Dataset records
--

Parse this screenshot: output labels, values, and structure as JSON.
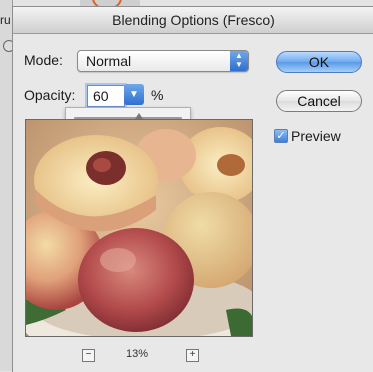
{
  "background": {
    "partial_text": "ru"
  },
  "dialog": {
    "title": "Blending Options (Fresco)",
    "mode": {
      "label": "Mode:",
      "value": "Normal"
    },
    "opacity": {
      "label": "Opacity:",
      "value": "60",
      "unit": "%",
      "slider_fraction": 0.6
    },
    "buttons": {
      "ok": "OK",
      "cancel": "Cancel"
    },
    "preview": {
      "label": "Preview",
      "checked": true
    },
    "zoom": {
      "value": "13%",
      "minus": "−",
      "plus": "+"
    }
  },
  "colors": {
    "accent_blue": "#3f7fd8"
  }
}
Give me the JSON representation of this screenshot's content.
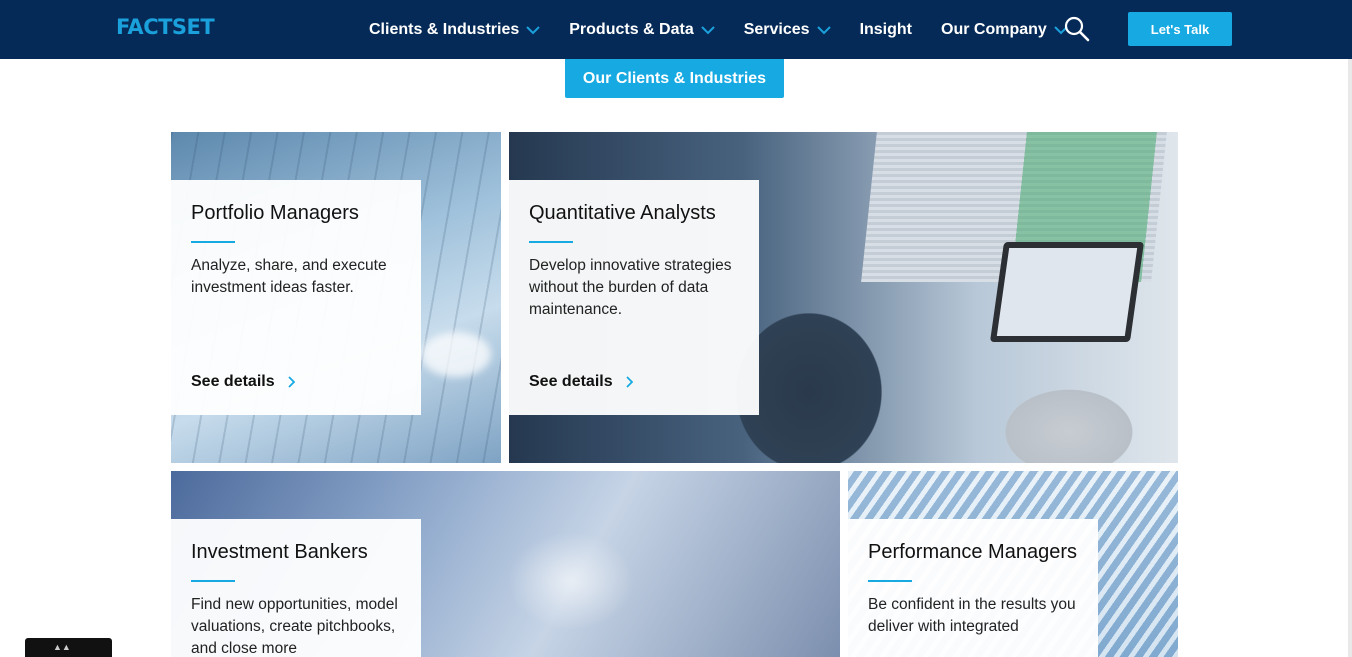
{
  "header": {
    "logo": "FACTSET",
    "nav": [
      {
        "label": "Clients & Industries",
        "dropdown": true
      },
      {
        "label": "Products & Data",
        "dropdown": true
      },
      {
        "label": "Services",
        "dropdown": true
      },
      {
        "label": "Insight",
        "dropdown": false
      },
      {
        "label": "Our Company",
        "dropdown": true
      }
    ],
    "search_icon": "search-icon",
    "cta": "Let's Talk"
  },
  "clients_button": "Our Clients & Industries",
  "tiles": [
    {
      "title": "Portfolio Managers",
      "text": "Analyze, share, and execute investment ideas faster.",
      "link": "See details"
    },
    {
      "title": "Quantitative Analysts",
      "text": "Develop innovative strategies without the burden of data maintenance.",
      "link": "See details"
    },
    {
      "title": "Investment Bankers",
      "text": "Find new opportunities, model valuations, create pitchbooks, and close more"
    },
    {
      "title": "Performance Managers",
      "text": "Be confident in the results you deliver with integrated"
    }
  ],
  "colors": {
    "nav_bg": "#062a57",
    "accent": "#17a9e1",
    "logo": "#1aa1dc"
  }
}
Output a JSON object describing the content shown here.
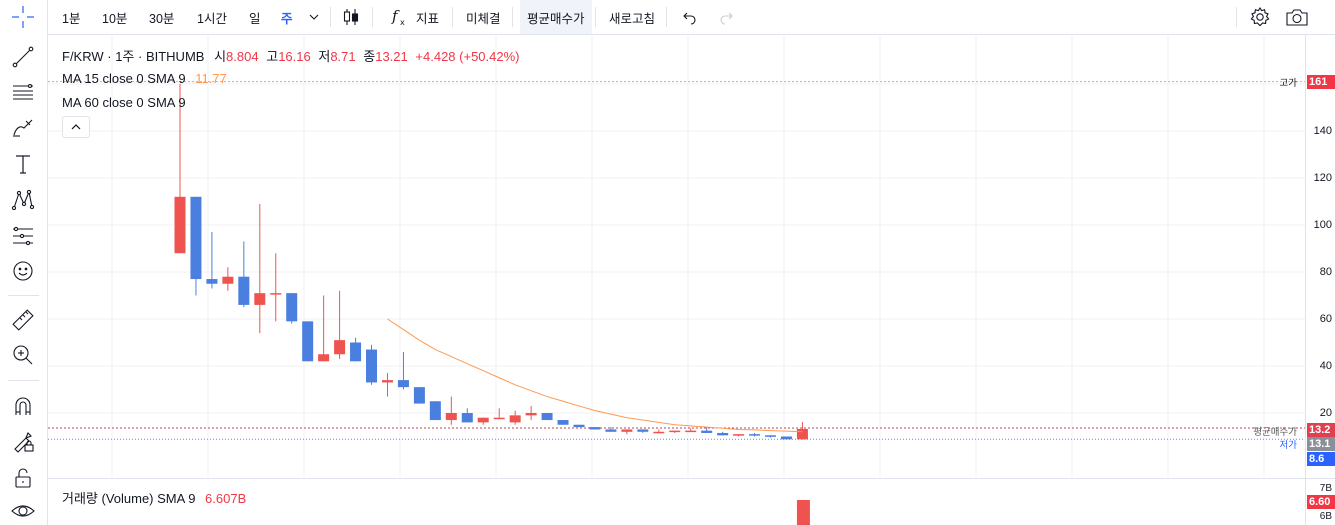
{
  "toolbar": {
    "intervals": [
      "1분",
      "10분",
      "30분",
      "1시간",
      "일",
      "주"
    ],
    "active_interval": "주",
    "indicator_label": "지표",
    "unfilled_label": "미체결",
    "avg_buy_label": "평균매수가",
    "refresh_label": "새로고침"
  },
  "legend": {
    "symbol": "F/KRW · 1주 · BITHUMB",
    "open_label": "시",
    "open": "8.804",
    "high_label": "고",
    "high": "16.16",
    "low_label": "저",
    "low": "8.71",
    "close_label": "종",
    "close": "13.21",
    "change": "+4.428 (+50.42%)",
    "ma15_label": "MA 15 close 0 SMA 9",
    "ma15_value": "11.77",
    "ma60_label": "MA 60 close 0 SMA 9",
    "volume_label": "거래량 (Volume) SMA 9",
    "volume_value": "6.607B"
  },
  "price_axis": {
    "ticks": [
      "140",
      "120",
      "100",
      "80",
      "60",
      "40",
      "20"
    ],
    "high_tag": "161",
    "avg_tag": "13.2",
    "low_tag": "13.1",
    "last_tag": "8.6",
    "volume_ticks": [
      "7B",
      "6B"
    ],
    "volume_tag": "6.60"
  },
  "lines": {
    "high_label": "고가",
    "avg_label": "평균매수가",
    "low_label": "저가"
  },
  "colors": {
    "up": "#ef5350",
    "down": "#4a7fdf",
    "ma": "#ff9850",
    "high_line": "#f0a080",
    "avg_line": "#c04050",
    "low_line": "#5a8ee0"
  },
  "chart_data": {
    "type": "candlestick",
    "y_scale": "linear",
    "ylim": [
      5,
      175
    ],
    "candles": [
      {
        "o": 88,
        "h": 160,
        "l": 88,
        "c": 112
      },
      {
        "o": 112,
        "h": 112,
        "l": 70,
        "c": 77
      },
      {
        "o": 77,
        "h": 97,
        "l": 73,
        "c": 75
      },
      {
        "o": 75,
        "h": 82,
        "l": 72,
        "c": 78
      },
      {
        "o": 78,
        "h": 93,
        "l": 65,
        "c": 66
      },
      {
        "o": 66,
        "h": 109,
        "l": 54,
        "c": 71
      },
      {
        "o": 71,
        "h": 88,
        "l": 59,
        "c": 71
      },
      {
        "o": 71,
        "h": 71,
        "l": 58,
        "c": 59
      },
      {
        "o": 59,
        "h": 59,
        "l": 42,
        "c": 42
      },
      {
        "o": 42,
        "h": 70,
        "l": 42,
        "c": 45
      },
      {
        "o": 45,
        "h": 72,
        "l": 43,
        "c": 51
      },
      {
        "o": 50,
        "h": 52,
        "l": 42,
        "c": 42
      },
      {
        "o": 47,
        "h": 49,
        "l": 32,
        "c": 33
      },
      {
        "o": 33,
        "h": 37,
        "l": 27,
        "c": 34
      },
      {
        "o": 34,
        "h": 46,
        "l": 30,
        "c": 31
      },
      {
        "o": 31,
        "h": 31,
        "l": 24,
        "c": 24
      },
      {
        "o": 25,
        "h": 25,
        "l": 17,
        "c": 17
      },
      {
        "o": 17,
        "h": 27,
        "l": 15,
        "c": 20
      },
      {
        "o": 20,
        "h": 22,
        "l": 16,
        "c": 16
      },
      {
        "o": 16,
        "h": 18,
        "l": 15,
        "c": 18
      },
      {
        "o": 18,
        "h": 22,
        "l": 18,
        "c": 18
      },
      {
        "o": 16,
        "h": 21,
        "l": 15,
        "c": 19
      },
      {
        "o": 19,
        "h": 23,
        "l": 17,
        "c": 20
      },
      {
        "o": 20,
        "h": 20,
        "l": 17,
        "c": 17
      },
      {
        "o": 17,
        "h": 17,
        "l": 15,
        "c": 15
      },
      {
        "o": 15,
        "h": 15,
        "l": 14,
        "c": 14
      },
      {
        "o": 14,
        "h": 14,
        "l": 13,
        "c": 13
      },
      {
        "o": 13,
        "h": 14,
        "l": 12,
        "c": 12
      },
      {
        "o": 12,
        "h": 13,
        "l": 11,
        "c": 13
      },
      {
        "o": 13,
        "h": 13,
        "l": 11.5,
        "c": 12
      },
      {
        "o": 12,
        "h": 13,
        "l": 11.5,
        "c": 12
      },
      {
        "o": 12,
        "h": 12.5,
        "l": 11.5,
        "c": 12.5
      },
      {
        "o": 12.5,
        "h": 13.5,
        "l": 12,
        "c": 12.5
      },
      {
        "o": 12.5,
        "h": 14,
        "l": 12,
        "c": 11.5
      },
      {
        "o": 11.5,
        "h": 12,
        "l": 10.5,
        "c": 10.5
      },
      {
        "o": 10.5,
        "h": 11,
        "l": 10,
        "c": 11
      },
      {
        "o": 11,
        "h": 11.5,
        "l": 10,
        "c": 10.5
      },
      {
        "o": 10.5,
        "h": 10.5,
        "l": 9.5,
        "c": 10
      },
      {
        "o": 10,
        "h": 10,
        "l": 8.7,
        "c": 8.8
      },
      {
        "o": 8.8,
        "h": 16.16,
        "l": 8.71,
        "c": 13.21
      }
    ],
    "ma_line": [
      60,
      55.5,
      51,
      47,
      44,
      41,
      38,
      35,
      32,
      29.5,
      27,
      25,
      23,
      21,
      19.5,
      18,
      17,
      16,
      15,
      14.5,
      14,
      13.5,
      13,
      12.8,
      12.5,
      12.3,
      12
    ],
    "volume_last": 6.607
  }
}
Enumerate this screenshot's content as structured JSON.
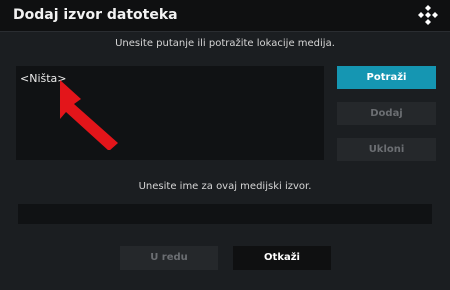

--

▶ _GIVEN TASK_
Reproduce the material word for word, minus the images.

▶ _WRITTEN REPLY_
Parse this screenshot: output labels, values, and structure as JSON.
{
  "background": {
    "partial_text": "ru"
  },
  "dialog": {
    "title": "Blending Options (Fresco)",
    "mode": {
      "label": "Mode:",
      "value": "Normal"
    },
    "opacity": {
      "label": "Opacity:",
      "value": "60",
      "unit": "%",
      "slider_fraction": 0.6
    },
    "buttons": {
      "ok": "OK",
      "cancel": "Cancel"
    },
    "preview": {
      "label": "Preview",
      "checked": true
    },
    "zoom": {
      "value": "13%",
      "minus": "−",
      "plus": "+"
    }
  },
  "colors": {
    "accent_blue": "#3f7fd8"
  }
}
Give me the JSON representation of this screenshot's content.
{
  "header": {
    "logo": "FACTSET",
    "nav": [
      {
        "label": "Clients & Industries",
        "dropdown": true
      },
      {
        "label": "Products & Data",
        "dropdown": true
      },
      {
        "label": "Services",
        "dropdown": true
      },
      {
        "label": "Insight",
        "dropdown": false
      },
      {
        "label": "Our Company",
        "dropdown": true
      }
    ],
    "search_icon": "search-icon",
    "cta": "Let's Talk"
  },
  "clients_button": "Our Clients & Industries",
  "tiles": [
    {
      "title": "Portfolio Managers",
      "text": "Analyze, share, and execute investment ideas faster.",
      "link": "See details"
    },
    {
      "title": "Quantitative Analysts",
      "text": "Develop innovative strategies without the burden of data maintenance.",
      "link": "See details"
    },
    {
      "title": "Investment Bankers",
      "text": "Find new opportunities, model valuations, create pitchbooks, and close more"
    },
    {
      "title": "Performance Managers",
      "text": "Be confident in the results you deliver with integrated"
    }
  ],
  "colors": {
    "nav_bg": "#062a57",
    "accent": "#17a9e1",
    "logo": "#1aa1dc"
  }
}
Output a JSON object describing the content shown here.
{
  "toolbar": {
    "intervals": [
      "1분",
      "10분",
      "30분",
      "1시간",
      "일",
      "주"
    ],
    "active_interval": "주",
    "indicator_label": "지표",
    "unfilled_label": "미체결",
    "avg_buy_label": "평균매수가",
    "refresh_label": "새로고침"
  },
  "legend": {
    "symbol": "F/KRW · 1주 · BITHUMB",
    "open_label": "시",
    "open": "8.804",
    "high_label": "고",
    "high": "16.16",
    "low_label": "저",
    "low": "8.71",
    "close_label": "종",
    "close": "13.21",
    "change": "+4.428 (+50.42%)",
    "ma15_label": "MA 15 close 0 SMA 9",
    "ma15_value": "11.77",
    "ma60_label": "MA 60 close 0 SMA 9",
    "volume_label": "거래량 (Volume) SMA 9",
    "volume_value": "6.607B"
  },
  "price_axis": {
    "ticks": [
      "140",
      "120",
      "100",
      "80",
      "60",
      "40",
      "20"
    ],
    "high_tag": "161",
    "avg_tag": "13.2",
    "low_tag": "13.1",
    "last_tag": "8.6",
    "volume_ticks": [
      "7B",
      "6B"
    ],
    "volume_tag": "6.60"
  },
  "lines": {
    "high_label": "고가",
    "avg_label": "평균매수가",
    "low_label": "저가"
  },
  "colors": {
    "up": "#ef5350",
    "down": "#4a7fdf",
    "ma": "#ff9850",
    "high_line": "#f0a080",
    "avg_line": "#c04050",
    "low_line": "#5a8ee0"
  },
  "chart_data": {
    "type": "candlestick",
    "y_scale": "linear",
    "ylim": [
      5,
      175
    ],
    "candles": [
      {
        "o": 88,
        "h": 160,
        "l": 88,
        "c": 112
      },
      {
        "o": 112,
        "h": 112,
        "l": 70,
        "c": 77
      },
      {
        "o": 77,
        "h": 97,
        "l": 73,
        "c": 75
      },
      {
        "o": 75,
        "h": 82,
        "l": 72,
        "c": 78
      },
      {
        "o": 78,
        "h": 93,
        "l": 65,
        "c": 66
      },
      {
        "o": 66,
        "h": 109,
        "l": 54,
        "c": 71
      },
      {
        "o": 71,
        "h": 88,
        "l": 59,
        "c": 71
      },
      {
        "o": 71,
        "h": 71,
        "l": 58,
        "c": 59
      },
      {
        "o": 59,
        "h": 59,
        "l": 42,
        "c": 42
      },
      {
        "o": 42,
        "h": 70,
        "l": 42,
        "c": 45
      },
      {
        "o": 45,
        "h": 72,
        "l": 43,
        "c": 51
      },
      {
        "o": 50,
        "h": 52,
        "l": 42,
        "c": 42
      },
      {
        "o": 47,
        "h": 49,
        "l": 32,
        "c": 33
      },
      {
        "o": 33,
        "h": 37,
        "l": 27,
        "c": 34
      },
      {
        "o": 34,
        "h": 46,
        "l": 30,
        "c": 31
      },
      {
        "o": 31,
        "h": 31,
        "l": 24,
        "c": 24
      },
      {
        "o": 25,
        "h": 25,
        "l": 17,
        "c": 17
      },
      {
        "o": 17,
        "h": 27,
        "l": 15,
        "c": 20
      },
      {
        "o": 20,
        "h": 22,
        "l": 16,
        "c": 16
      },
      {
        "o": 16,
        "h": 18,
        "l": 15,
        "c": 18
      },
      {
        "o": 18,
        "h": 22,
        "l": 18,
        "c": 18
      },
      {
        "o": 16,
        "h": 21,
        "l": 15,
        "c": 19
      },
      {
        "o": 19,
        "h": 23,
        "l": 17,
        "c": 20
      },
      {
        "o": 20,
        "h": 20,
        "l": 17,
        "c": 17
      },
      {
        "o": 17,
        "h": 17,
        "l": 15,
        "c": 15
      },
      {
        "o": 15,
        "h": 15,
        "l": 14,
        "c": 14
      },
      {
        "o": 14,
        "h": 14,
        "l": 13,
        "c": 13
      },
      {
        "o": 13,
        "h": 14,
        "l": 12,
        "c": 12
      },
      {
        "o": 12,
        "h": 13,
        "l": 11,
        "c": 13
      },
      {
        "o": 13,
        "h": 13,
        "l": 11.5,
        "c": 12
      },
      {
        "o": 12,
        "h": 13,
        "l": 11.5,
        "c": 12
      },
      {
        "o": 12,
        "h": 12.5,
        "l": 11.5,
        "c": 12.5
      },
      {
        "o": 12.5,
        "h": 13.5,
        "l": 12,
        "c": 12.5
      },
      {
        "o": 12.5,
        "h": 14,
        "l": 12,
        "c": 11.5
      },
      {
        "o": 11.5,
        "h": 12,
        "l": 10.5,
        "c": 10.5
      },
      {
        "o": 10.5,
        "h": 11,
        "l": 10,
        "c": 11
      },
      {
        "o": 11,
        "h": 11.5,
        "l": 10,
        "c": 10.5
      },
      {
        "o": 10.5,
        "h": 10.5,
        "l": 9.5,
        "c": 10
      },
      {
        "o": 10,
        "h": 10,
        "l": 8.7,
        "c": 8.8
      },
      {
        "o": 8.8,
        "h": 16.16,
        "l": 8.71,
        "c": 13.21
      }
    ],
    "ma_line": [
      60,
      55.5,
      51,
      47,
      44,
      41,
      38,
      35,
      32,
      29.5,
      27,
      25,
      23,
      21,
      19.5,
      18,
      17,
      16,
      15,
      14.5,
      14,
      13.5,
      13,
      12.8,
      12.5,
      12.3,
      12
    ],
    "volume_last": 6.607
  }
}
Enumerate this screenshot's content as structured JSON.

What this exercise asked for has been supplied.